-- begin --

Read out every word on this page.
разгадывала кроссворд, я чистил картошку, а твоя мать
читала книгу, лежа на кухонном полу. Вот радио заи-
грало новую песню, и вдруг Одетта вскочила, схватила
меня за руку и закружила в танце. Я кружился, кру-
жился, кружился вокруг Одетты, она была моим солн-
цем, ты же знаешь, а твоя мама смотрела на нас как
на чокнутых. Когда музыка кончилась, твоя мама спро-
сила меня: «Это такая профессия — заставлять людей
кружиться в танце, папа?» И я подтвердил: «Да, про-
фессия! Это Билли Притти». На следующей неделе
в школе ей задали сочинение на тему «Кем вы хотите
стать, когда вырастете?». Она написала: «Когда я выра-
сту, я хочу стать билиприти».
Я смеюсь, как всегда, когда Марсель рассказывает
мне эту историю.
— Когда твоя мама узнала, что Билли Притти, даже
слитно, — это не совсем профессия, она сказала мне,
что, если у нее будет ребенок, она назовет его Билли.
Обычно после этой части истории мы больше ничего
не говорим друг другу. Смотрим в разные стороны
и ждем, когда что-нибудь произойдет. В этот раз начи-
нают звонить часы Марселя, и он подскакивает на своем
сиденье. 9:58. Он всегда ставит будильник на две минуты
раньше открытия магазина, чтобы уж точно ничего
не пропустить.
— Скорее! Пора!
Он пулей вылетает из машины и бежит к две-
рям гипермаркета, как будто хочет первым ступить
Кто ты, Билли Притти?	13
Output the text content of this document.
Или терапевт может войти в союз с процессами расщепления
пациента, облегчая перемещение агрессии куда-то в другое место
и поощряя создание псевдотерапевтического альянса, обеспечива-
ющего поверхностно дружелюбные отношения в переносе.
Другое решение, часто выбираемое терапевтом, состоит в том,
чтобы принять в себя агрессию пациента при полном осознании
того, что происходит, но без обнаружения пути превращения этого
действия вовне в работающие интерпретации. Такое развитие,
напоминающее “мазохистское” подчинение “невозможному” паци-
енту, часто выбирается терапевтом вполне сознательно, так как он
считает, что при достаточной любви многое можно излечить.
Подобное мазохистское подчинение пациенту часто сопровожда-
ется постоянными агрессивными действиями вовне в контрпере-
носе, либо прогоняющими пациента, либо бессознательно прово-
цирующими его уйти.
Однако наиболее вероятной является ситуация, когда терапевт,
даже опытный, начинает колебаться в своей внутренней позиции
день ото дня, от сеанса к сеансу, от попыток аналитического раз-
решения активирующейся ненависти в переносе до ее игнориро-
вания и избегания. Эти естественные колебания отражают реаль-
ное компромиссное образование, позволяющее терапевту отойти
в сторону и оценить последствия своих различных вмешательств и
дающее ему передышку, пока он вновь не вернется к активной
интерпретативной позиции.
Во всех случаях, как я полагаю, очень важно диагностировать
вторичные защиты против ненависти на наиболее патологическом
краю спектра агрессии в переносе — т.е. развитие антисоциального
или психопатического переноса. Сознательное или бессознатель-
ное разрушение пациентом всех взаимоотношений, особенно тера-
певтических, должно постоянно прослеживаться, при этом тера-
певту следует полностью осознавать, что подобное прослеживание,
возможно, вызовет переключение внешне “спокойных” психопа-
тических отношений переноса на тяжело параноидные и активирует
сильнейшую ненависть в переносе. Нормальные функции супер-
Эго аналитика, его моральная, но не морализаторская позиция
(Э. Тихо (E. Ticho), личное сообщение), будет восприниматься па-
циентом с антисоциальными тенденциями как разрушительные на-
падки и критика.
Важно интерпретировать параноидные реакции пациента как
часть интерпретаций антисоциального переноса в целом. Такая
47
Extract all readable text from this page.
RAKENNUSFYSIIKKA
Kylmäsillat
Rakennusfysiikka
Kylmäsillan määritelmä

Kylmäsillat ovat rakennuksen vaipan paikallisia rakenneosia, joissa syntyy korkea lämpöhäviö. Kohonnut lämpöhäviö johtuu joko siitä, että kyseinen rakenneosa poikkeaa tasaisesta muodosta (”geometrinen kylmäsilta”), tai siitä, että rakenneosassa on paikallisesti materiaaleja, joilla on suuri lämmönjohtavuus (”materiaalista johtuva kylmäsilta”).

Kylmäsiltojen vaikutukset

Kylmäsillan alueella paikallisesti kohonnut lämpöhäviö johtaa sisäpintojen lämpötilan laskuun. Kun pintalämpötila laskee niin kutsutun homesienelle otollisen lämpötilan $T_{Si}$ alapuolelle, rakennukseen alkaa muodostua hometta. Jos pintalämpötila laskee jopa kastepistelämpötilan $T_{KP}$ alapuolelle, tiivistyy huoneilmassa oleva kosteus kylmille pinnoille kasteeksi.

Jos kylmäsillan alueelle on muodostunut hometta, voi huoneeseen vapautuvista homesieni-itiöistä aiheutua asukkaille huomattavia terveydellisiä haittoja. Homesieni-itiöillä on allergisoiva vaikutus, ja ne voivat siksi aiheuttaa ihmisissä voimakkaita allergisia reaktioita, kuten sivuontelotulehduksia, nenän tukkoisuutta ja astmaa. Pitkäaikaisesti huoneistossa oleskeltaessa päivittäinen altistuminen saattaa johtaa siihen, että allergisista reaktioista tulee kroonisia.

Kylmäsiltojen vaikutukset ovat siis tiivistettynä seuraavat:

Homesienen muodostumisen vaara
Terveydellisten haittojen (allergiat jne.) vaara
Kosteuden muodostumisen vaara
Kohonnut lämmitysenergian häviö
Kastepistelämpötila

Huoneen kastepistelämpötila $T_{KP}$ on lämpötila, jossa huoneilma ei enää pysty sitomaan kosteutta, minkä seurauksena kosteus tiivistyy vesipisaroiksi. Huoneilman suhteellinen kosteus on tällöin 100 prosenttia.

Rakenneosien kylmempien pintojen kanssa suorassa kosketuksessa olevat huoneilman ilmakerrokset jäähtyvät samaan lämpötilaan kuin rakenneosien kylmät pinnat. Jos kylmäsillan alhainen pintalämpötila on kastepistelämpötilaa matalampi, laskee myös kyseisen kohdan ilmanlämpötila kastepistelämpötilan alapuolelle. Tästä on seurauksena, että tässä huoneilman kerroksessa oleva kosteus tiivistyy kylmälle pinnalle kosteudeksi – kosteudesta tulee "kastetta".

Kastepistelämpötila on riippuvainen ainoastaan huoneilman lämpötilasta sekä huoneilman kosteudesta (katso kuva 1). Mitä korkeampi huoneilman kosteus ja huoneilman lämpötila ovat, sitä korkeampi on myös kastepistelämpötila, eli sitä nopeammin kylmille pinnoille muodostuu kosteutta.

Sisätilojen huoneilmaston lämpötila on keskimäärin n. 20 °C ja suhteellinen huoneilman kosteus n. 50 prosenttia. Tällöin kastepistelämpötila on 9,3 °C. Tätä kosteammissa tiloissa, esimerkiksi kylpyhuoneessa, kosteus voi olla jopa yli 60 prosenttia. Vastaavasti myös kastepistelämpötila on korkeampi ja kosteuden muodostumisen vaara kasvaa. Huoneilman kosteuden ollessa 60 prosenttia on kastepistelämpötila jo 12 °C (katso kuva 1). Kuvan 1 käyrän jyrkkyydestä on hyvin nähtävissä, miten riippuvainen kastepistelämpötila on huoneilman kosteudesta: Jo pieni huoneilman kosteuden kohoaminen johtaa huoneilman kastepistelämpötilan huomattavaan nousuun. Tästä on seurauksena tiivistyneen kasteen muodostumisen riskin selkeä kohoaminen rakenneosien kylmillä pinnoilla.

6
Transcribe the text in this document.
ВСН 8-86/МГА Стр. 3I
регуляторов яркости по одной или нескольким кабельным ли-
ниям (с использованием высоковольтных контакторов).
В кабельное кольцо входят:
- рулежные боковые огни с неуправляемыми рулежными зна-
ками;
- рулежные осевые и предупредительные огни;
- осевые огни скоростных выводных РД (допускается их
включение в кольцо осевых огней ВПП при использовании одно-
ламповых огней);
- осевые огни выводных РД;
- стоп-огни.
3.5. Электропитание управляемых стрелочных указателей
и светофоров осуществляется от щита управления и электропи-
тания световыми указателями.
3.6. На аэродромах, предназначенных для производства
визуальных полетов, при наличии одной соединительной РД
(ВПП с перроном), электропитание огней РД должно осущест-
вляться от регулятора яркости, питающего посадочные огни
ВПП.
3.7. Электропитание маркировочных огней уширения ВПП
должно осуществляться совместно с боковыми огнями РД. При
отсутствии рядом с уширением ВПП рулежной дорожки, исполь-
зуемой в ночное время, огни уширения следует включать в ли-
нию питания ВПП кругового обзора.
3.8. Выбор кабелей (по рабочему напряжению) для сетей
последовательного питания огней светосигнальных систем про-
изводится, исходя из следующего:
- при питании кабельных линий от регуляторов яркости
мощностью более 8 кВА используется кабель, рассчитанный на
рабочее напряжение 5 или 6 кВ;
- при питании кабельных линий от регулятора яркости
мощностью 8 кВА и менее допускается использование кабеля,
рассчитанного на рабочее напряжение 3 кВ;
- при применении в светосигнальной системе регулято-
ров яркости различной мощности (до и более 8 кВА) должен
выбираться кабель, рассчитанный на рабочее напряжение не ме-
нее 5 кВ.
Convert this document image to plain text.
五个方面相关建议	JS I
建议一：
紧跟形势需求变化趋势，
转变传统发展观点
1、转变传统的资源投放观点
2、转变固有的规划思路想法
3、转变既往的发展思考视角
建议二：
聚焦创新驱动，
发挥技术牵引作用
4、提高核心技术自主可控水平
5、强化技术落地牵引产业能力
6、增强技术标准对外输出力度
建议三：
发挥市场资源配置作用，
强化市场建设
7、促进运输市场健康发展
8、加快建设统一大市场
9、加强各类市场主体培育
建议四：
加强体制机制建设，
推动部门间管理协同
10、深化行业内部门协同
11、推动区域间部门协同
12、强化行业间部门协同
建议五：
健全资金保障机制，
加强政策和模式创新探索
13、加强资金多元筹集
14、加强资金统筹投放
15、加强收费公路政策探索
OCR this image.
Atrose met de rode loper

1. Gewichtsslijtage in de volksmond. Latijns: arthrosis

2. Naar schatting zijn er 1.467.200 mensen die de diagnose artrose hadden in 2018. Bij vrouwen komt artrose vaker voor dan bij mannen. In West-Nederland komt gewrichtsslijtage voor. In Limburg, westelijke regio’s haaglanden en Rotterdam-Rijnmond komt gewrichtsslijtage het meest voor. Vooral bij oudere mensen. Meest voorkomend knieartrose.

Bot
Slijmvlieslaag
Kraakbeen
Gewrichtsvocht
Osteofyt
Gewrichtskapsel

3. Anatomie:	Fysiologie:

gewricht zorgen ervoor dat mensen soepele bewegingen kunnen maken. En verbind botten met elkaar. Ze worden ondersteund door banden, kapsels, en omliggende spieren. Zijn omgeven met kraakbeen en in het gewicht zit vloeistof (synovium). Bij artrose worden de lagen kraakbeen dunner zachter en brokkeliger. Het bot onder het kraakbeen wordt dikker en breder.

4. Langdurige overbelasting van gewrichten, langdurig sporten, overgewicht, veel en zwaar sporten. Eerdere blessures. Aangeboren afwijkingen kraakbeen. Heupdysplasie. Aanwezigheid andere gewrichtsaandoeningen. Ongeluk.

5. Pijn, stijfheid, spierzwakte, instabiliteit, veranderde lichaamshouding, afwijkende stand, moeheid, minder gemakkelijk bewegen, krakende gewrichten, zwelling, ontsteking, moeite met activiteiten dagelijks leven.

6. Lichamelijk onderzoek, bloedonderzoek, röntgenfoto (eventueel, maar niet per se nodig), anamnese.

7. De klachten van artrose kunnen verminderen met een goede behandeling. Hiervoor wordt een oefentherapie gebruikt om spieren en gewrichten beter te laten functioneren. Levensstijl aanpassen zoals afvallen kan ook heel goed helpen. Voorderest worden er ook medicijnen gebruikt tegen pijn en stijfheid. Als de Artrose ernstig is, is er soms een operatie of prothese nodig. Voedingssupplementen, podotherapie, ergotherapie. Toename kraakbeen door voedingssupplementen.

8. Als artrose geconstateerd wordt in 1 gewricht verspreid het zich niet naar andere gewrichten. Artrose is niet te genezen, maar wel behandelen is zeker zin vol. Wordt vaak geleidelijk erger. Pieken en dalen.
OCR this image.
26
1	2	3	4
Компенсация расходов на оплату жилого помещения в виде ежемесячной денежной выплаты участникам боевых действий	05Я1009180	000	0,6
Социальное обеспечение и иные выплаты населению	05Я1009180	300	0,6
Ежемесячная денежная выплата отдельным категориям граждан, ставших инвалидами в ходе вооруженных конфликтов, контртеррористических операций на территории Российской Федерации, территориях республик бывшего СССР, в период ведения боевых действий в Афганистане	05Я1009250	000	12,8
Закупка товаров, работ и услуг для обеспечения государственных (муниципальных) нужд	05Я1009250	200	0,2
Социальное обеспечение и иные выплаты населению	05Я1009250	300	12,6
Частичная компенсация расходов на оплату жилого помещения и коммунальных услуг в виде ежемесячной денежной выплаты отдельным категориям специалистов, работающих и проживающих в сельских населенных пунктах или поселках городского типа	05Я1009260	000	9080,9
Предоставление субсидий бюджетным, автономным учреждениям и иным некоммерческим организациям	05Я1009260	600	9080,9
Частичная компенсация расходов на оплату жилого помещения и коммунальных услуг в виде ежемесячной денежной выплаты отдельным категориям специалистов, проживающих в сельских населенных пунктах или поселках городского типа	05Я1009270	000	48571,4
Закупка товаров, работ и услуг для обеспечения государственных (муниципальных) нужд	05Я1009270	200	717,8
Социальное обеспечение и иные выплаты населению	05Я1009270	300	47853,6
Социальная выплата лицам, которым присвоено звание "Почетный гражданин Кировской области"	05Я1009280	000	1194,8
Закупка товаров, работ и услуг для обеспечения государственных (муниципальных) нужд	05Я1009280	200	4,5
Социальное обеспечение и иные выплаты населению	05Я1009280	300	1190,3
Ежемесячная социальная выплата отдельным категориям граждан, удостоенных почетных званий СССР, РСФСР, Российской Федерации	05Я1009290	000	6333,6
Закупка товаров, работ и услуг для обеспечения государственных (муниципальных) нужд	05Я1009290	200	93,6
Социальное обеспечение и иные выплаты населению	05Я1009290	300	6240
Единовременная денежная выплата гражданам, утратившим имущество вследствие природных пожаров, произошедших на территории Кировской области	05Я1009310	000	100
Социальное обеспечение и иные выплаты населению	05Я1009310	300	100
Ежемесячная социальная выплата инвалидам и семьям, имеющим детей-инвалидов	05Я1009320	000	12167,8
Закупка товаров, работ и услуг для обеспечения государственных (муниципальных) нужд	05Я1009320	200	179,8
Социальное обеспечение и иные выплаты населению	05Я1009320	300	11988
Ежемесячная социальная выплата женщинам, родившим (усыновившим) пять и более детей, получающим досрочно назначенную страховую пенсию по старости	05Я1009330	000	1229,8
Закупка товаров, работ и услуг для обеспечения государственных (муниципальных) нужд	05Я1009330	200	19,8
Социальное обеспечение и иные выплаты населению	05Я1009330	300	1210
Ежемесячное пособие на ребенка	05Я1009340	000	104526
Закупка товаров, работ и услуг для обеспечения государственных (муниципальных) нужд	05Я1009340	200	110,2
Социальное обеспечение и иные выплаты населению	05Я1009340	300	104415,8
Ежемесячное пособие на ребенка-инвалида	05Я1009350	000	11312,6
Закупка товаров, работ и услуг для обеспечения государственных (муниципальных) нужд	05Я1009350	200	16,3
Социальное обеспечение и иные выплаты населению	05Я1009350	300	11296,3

-- end --

Of the lines in this material, state how many hold the string "позиции". Write no other words.

2